## [PROMPT]
Transcribe the whole listing below without changing a word, but leave out every image.
[BEGIN]
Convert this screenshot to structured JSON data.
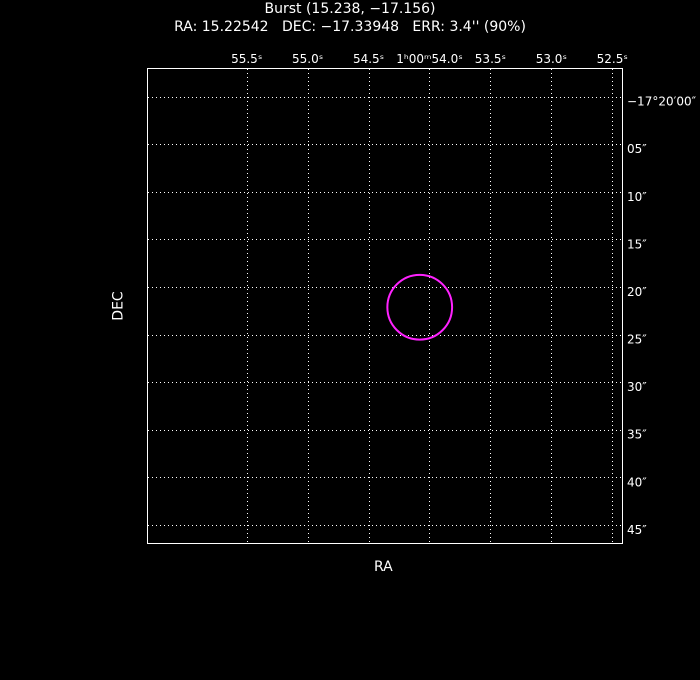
{
  "chart_data": {
    "type": "scatter",
    "title": "Burst (15.238, −17.156)",
    "subtitle": {
      "ra_label": "RA:",
      "ra_value": "15.22542",
      "dec_label": "DEC:",
      "dec_value": "−17.33948",
      "err_label": "ERR:",
      "err_value": "3.4'' (90%)"
    },
    "xlabel": "RA",
    "ylabel": "DEC",
    "x_ticks": [
      {
        "value": 55.5,
        "label": "55.5ˢ"
      },
      {
        "value": 55.0,
        "label": "55.0ˢ"
      },
      {
        "value": 54.5,
        "label": "54.5ˢ"
      },
      {
        "value": 54.0,
        "label": "1ʰ00ᵐ54.0ˢ"
      },
      {
        "value": 53.5,
        "label": "53.5ˢ"
      },
      {
        "value": 53.0,
        "label": "53.0ˢ"
      },
      {
        "value": 52.5,
        "label": "52.5ˢ"
      }
    ],
    "y_ticks": [
      {
        "value": 0,
        "label": "−17°20′00″"
      },
      {
        "value": 5,
        "label": "05″"
      },
      {
        "value": 10,
        "label": "10″"
      },
      {
        "value": 15,
        "label": "15″"
      },
      {
        "value": 20,
        "label": "20″"
      },
      {
        "value": 25,
        "label": "25″"
      },
      {
        "value": 30,
        "label": "30″"
      },
      {
        "value": 35,
        "label": "35″"
      },
      {
        "value": 40,
        "label": "40″"
      },
      {
        "value": 45,
        "label": "45″"
      }
    ],
    "xlim": [
      56.31,
      52.42
    ],
    "ylim": [
      -2.9,
      46.9
    ],
    "grid": true,
    "error_circle": {
      "ra_seconds": 54.08,
      "dec_arcsec": 22.13,
      "radius_arcsec": 3.4,
      "color": "#ff22ff"
    },
    "colors": {
      "background": "#000000",
      "foreground": "#ffffff",
      "circle": "#ff22ff"
    }
  }
}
[END]
## [OUTPUT]
Convert this screenshot to structured JSON data.
{
  "chart_data": {
    "type": "scatter",
    "title": "Burst (15.238, −17.156)",
    "subtitle": {
      "ra_label": "RA:",
      "ra_value": "15.22542",
      "dec_label": "DEC:",
      "dec_value": "−17.33948",
      "err_label": "ERR:",
      "err_value": "3.4'' (90%)"
    },
    "xlabel": "RA",
    "ylabel": "DEC",
    "x_ticks": [
      {
        "value": 55.5,
        "label": "55.5ˢ"
      },
      {
        "value": 55.0,
        "label": "55.0ˢ"
      },
      {
        "value": 54.5,
        "label": "54.5ˢ"
      },
      {
        "value": 54.0,
        "label": "1ʰ00ᵐ54.0ˢ"
      },
      {
        "value": 53.5,
        "label": "53.5ˢ"
      },
      {
        "value": 53.0,
        "label": "53.0ˢ"
      },
      {
        "value": 52.5,
        "label": "52.5ˢ"
      }
    ],
    "y_ticks": [
      {
        "value": 0,
        "label": "−17°20′00″"
      },
      {
        "value": 5,
        "label": "05″"
      },
      {
        "value": 10,
        "label": "10″"
      },
      {
        "value": 15,
        "label": "15″"
      },
      {
        "value": 20,
        "label": "20″"
      },
      {
        "value": 25,
        "label": "25″"
      },
      {
        "value": 30,
        "label": "30″"
      },
      {
        "value": 35,
        "label": "35″"
      },
      {
        "value": 40,
        "label": "40″"
      },
      {
        "value": 45,
        "label": "45″"
      }
    ],
    "xlim": [
      56.31,
      52.42
    ],
    "ylim": [
      -2.9,
      46.9
    ],
    "grid": true,
    "error_circle": {
      "ra_seconds": 54.08,
      "dec_arcsec": 22.13,
      "radius_arcsec": 3.4,
      "color": "#ff22ff"
    },
    "colors": {
      "background": "#000000",
      "foreground": "#ffffff",
      "circle": "#ff22ff"
    }
  }
}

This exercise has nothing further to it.